[SUPPLIED ENTRIES]
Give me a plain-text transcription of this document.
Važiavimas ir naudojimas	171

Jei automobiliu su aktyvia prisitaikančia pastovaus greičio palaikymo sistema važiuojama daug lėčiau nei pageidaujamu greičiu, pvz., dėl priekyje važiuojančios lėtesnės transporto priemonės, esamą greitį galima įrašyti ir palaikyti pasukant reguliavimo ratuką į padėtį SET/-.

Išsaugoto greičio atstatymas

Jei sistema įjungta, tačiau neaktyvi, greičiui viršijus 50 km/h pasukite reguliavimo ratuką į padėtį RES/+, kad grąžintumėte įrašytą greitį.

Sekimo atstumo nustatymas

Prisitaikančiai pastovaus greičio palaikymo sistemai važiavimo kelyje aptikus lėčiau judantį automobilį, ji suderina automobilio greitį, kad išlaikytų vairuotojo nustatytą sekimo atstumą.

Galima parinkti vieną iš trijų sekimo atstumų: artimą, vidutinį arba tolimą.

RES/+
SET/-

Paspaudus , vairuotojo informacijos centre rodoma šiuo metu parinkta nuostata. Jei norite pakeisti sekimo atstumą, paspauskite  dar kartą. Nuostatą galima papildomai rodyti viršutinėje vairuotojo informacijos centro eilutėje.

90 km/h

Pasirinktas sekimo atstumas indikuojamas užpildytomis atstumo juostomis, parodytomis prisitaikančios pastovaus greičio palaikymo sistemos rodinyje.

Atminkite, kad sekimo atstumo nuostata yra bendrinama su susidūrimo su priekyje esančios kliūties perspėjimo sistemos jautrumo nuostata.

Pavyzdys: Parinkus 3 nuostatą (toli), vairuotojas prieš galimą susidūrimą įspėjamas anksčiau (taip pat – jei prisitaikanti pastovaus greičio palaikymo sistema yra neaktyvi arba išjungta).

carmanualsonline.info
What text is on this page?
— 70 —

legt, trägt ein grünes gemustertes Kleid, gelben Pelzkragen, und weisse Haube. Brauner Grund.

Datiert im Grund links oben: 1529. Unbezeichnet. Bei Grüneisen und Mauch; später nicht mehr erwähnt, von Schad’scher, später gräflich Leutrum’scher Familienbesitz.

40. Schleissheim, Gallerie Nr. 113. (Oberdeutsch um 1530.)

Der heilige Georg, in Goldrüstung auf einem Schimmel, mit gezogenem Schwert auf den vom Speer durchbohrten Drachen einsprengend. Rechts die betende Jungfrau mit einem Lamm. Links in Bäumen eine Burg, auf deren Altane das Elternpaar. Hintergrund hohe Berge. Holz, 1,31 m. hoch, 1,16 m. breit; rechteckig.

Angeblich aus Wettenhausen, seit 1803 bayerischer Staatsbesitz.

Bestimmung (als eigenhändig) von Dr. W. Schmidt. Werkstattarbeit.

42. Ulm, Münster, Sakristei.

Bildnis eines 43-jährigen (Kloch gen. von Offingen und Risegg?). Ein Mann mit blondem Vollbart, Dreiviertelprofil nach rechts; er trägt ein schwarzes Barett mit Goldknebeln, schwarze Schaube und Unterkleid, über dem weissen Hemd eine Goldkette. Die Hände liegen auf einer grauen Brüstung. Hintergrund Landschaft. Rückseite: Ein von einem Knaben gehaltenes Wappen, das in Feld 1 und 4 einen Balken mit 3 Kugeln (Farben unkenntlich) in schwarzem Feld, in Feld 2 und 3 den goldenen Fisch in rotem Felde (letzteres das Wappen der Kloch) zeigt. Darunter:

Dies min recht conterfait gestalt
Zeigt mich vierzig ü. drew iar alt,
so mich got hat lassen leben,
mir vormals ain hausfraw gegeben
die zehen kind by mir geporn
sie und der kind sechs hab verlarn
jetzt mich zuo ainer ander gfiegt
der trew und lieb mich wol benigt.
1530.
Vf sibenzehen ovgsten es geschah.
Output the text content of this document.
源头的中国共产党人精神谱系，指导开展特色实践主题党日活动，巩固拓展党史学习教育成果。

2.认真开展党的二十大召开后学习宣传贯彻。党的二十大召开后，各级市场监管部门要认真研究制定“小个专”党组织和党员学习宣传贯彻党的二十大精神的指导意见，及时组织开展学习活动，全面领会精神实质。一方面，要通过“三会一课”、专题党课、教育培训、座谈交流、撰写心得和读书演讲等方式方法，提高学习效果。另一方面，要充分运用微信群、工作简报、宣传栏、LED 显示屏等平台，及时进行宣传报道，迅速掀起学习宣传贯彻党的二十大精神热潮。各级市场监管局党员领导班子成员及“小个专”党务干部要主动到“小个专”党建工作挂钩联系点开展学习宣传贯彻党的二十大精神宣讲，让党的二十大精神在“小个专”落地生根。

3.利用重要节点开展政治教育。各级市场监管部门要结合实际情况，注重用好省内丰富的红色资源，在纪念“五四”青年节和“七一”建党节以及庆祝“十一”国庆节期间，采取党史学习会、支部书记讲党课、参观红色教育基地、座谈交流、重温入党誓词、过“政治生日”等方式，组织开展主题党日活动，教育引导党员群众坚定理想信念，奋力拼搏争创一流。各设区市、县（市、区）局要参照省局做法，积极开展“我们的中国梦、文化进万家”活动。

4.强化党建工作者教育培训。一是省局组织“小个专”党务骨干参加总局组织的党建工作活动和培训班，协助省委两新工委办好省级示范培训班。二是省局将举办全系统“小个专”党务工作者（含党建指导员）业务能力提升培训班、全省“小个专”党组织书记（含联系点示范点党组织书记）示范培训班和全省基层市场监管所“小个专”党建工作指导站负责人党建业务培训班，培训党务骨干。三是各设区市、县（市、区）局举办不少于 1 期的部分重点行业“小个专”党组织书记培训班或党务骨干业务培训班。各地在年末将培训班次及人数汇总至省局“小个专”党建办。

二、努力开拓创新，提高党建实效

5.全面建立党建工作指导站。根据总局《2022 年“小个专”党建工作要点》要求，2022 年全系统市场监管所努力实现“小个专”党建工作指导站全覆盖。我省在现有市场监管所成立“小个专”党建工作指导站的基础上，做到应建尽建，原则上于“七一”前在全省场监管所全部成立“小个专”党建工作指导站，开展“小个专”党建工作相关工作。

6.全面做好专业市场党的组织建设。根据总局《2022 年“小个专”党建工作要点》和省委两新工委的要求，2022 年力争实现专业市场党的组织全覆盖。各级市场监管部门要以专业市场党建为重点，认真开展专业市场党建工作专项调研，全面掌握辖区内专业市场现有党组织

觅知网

[CHALLENGE] Return the whole listing exactly.

[COMPLETE ANSWER]
Give me a plain-text transcription of this document.
Važiavimas ir naudojimas	171

Jei automobiliu su aktyvia prisitaikančia pastovaus greičio palaikymo sistema važiuojama daug lėčiau nei pageidaujamu greičiu, pvz., dėl priekyje važiuojančios lėtesnės transporto priemonės, esamą greitį galima įrašyti ir palaikyti pasukant reguliavimo ratuką į padėtį SET/-.

Išsaugoto greičio atstatymas

Jei sistema įjungta, tačiau neaktyvi, greičiui viršijus 50 km/h pasukite reguliavimo ratuką į padėtį RES/+, kad grąžintumėte įrašytą greitį.

Sekimo atstumo nustatymas

Prisitaikančiai pastovaus greičio palaikymo sistemai važiavimo kelyje aptikus lėčiau judantį automobilį, ji suderina automobilio greitį, kad išlaikytų vairuotojo nustatytą sekimo atstumą.

Galima parinkti vieną iš trijų sekimo atstumų: artimą, vidutinį arba tolimą.

RES/+
SET/-

Paspaudus , vairuotojo informacijos centre rodoma šiuo metu parinkta nuostata. Jei norite pakeisti sekimo atstumą, paspauskite  dar kartą. Nuostatą galima papildomai rodyti viršutinėje vairuotojo informacijos centro eilutėje.

90 km/h

Pasirinktas sekimo atstumas indikuojamas užpildytomis atstumo juostomis, parodytomis prisitaikančios pastovaus greičio palaikymo sistemos rodinyje.

Atminkite, kad sekimo atstumo nuostata yra bendrinama su susidūrimo su priekyje esančios kliūties perspėjimo sistemos jautrumo nuostata.

Pavyzdys: Parinkus 3 nuostatą (toli), vairuotojas prieš galimą susidūrimą įspėjamas anksčiau (taip pat – jei prisitaikanti pastovaus greičio palaikymo sistema yra neaktyvi arba išjungta).

carmanualsonline.info
What text is on this page?
— 70 —

legt, trägt ein grünes gemustertes Kleid, gelben Pelzkragen, und weisse Haube. Brauner Grund.

Datiert im Grund links oben: 1529. Unbezeichnet. Bei Grüneisen und Mauch; später nicht mehr erwähnt, von Schad’scher, später gräflich Leutrum’scher Familienbesitz.

40. Schleissheim, Gallerie Nr. 113. (Oberdeutsch um 1530.)

Der heilige Georg, in Goldrüstung auf einem Schimmel, mit gezogenem Schwert auf den vom Speer durchbohrten Drachen einsprengend. Rechts die betende Jungfrau mit einem Lamm. Links in Bäumen eine Burg, auf deren Altane das Elternpaar. Hintergrund hohe Berge. Holz, 1,31 m. hoch, 1,16 m. breit; rechteckig.

Angeblich aus Wettenhausen, seit 1803 bayerischer Staatsbesitz.

Bestimmung (als eigenhändig) von Dr. W. Schmidt. Werkstattarbeit.

42. Ulm, Münster, Sakristei.

Bildnis eines 43-jährigen (Kloch gen. von Offingen und Risegg?). Ein Mann mit blondem Vollbart, Dreiviertelprofil nach rechts; er trägt ein schwarzes Barett mit Goldknebeln, schwarze Schaube und Unterkleid, über dem weissen Hemd eine Goldkette. Die Hände liegen auf einer grauen Brüstung. Hintergrund Landschaft. Rückseite: Ein von einem Knaben gehaltenes Wappen, das in Feld 1 und 4 einen Balken mit 3 Kugeln (Farben unkenntlich) in schwarzem Feld, in Feld 2 und 3 den goldenen Fisch in rotem Felde (letzteres das Wappen der Kloch) zeigt. Darunter:

Dies min recht conterfait gestalt
Zeigt mich vierzig ü. drew iar alt,
so mich got hat lassen leben,
mir vormals ain hausfraw gegeben
die zehen kind by mir geporn
sie und der kind sechs hab verlarn
jetzt mich zuo ainer ander gfiegt
der trew und lieb mich wol benigt.
1530.
Vf sibenzehen ovgsten es geschah.
Output the text content of this document.
源头的中国共产党人精神谱系，指导开展特色实践主题党日活动，巩固拓展党史学习教育成果。

2.认真开展党的二十大召开后学习宣传贯彻。党的二十大召开后，各级市场监管部门要认真研究制定“小个专”党组织和党员学习宣传贯彻党的二十大精神的指导意见，及时组织开展学习活动，全面领会精神实质。一方面，要通过“三会一课”、专题党课、教育培训、座谈交流、撰写心得和读书演讲等方式方法，提高学习效果。另一方面，要充分运用微信群、工作简报、宣传栏、LED 显示屏等平台，及时进行宣传报道，迅速掀起学习宣传贯彻党的二十大精神热潮。各级市场监管局党员领导班子成员及“小个专”党务干部要主动到“小个专”党建工作挂钩联系点开展学习宣传贯彻党的二十大精神宣讲，让党的二十大精神在“小个专”落地生根。

3.利用重要节点开展政治教育。各级市场监管部门要结合实际情况，注重用好省内丰富的红色资源，在纪念“五四”青年节和“七一”建党节以及庆祝“十一”国庆节期间，采取党史学习会、支部书记讲党课、参观红色教育基地、座谈交流、重温入党誓词、过“政治生日”等方式，组织开展主题党日活动，教育引导党员群众坚定理想信念，奋力拼搏争创一流。各设区市、县（市、区）局要参照省局做法，积极开展“我们的中国梦、文化进万家”活动。

4.强化党建工作者教育培训。一是省局组织“小个专”党务骨干参加总局组织的党建工作活动和培训班，协助省委两新工委办好省级示范培训班。二是省局将举办全系统“小个专”党务工作者（含党建指导员）业务能力提升培训班、全省“小个专”党组织书记（含联系点示范点党组织书记）示范培训班和全省基层市场监管所“小个专”党建工作指导站负责人党建业务培训班，培训党务骨干。三是各设区市、县（市、区）局举办不少于 1 期的部分重点行业“小个专”党组织书记培训班或党务骨干业务培训班。各地在年末将培训班次及人数汇总至省局“小个专”党建办。

二、努力开拓创新，提高党建实效

5.全面建立党建工作指导站。根据总局《2022 年“小个专”党建工作要点》要求，2022 年全系统市场监管所努力实现“小个专”党建工作指导站全覆盖。我省在现有市场监管所成立“小个专”党建工作指导站的基础上，做到应建尽建，原则上于“七一”前在全省场监管所全部成立“小个专”党建工作指导站，开展“小个专”党建工作相关工作。

6.全面做好专业市场党的组织建设。根据总局《2022 年“小个专”党建工作要点》和省委两新工委的要求，2022 年力争实现专业市场党的组织全覆盖。各级市场监管部门要以专业市场党建为重点，认真开展专业市场党建工作专项调研，全面掌握辖区内专业市场现有党组织

觅知网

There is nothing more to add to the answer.